**Task:**
Copy every line of the listing that holds the string "source".

**Data for this task:**
+ + + +

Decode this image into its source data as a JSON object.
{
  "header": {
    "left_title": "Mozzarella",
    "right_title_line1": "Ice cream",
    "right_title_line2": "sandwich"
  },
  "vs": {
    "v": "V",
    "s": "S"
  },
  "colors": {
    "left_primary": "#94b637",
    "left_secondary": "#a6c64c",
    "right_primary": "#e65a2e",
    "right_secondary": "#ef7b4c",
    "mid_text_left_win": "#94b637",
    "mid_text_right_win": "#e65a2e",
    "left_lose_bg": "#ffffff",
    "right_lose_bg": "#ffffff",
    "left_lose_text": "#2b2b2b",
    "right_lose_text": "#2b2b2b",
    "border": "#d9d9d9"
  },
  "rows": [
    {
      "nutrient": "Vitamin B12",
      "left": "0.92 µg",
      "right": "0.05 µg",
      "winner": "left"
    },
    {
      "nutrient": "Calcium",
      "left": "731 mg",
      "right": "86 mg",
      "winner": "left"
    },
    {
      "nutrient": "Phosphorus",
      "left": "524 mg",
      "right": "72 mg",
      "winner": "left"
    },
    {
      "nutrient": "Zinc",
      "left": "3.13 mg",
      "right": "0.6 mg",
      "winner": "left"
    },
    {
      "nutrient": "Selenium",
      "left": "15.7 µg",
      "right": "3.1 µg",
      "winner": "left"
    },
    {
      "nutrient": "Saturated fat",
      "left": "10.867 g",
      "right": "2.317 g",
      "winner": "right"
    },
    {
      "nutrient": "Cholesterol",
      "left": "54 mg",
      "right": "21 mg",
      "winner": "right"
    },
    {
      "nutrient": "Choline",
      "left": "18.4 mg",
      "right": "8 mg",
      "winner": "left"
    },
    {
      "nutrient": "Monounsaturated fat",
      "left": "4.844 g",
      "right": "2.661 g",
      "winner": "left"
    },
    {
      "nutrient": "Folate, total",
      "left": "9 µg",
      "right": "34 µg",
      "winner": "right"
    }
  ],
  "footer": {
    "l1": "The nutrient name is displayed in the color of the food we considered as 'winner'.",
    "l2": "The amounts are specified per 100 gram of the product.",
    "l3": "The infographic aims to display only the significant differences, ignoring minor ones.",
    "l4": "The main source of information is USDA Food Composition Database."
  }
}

+ + + +

**Correct output:**
Decode this image into its source data as a JSON object.
    "l4": "The main source of information is USDA Food Composition Database."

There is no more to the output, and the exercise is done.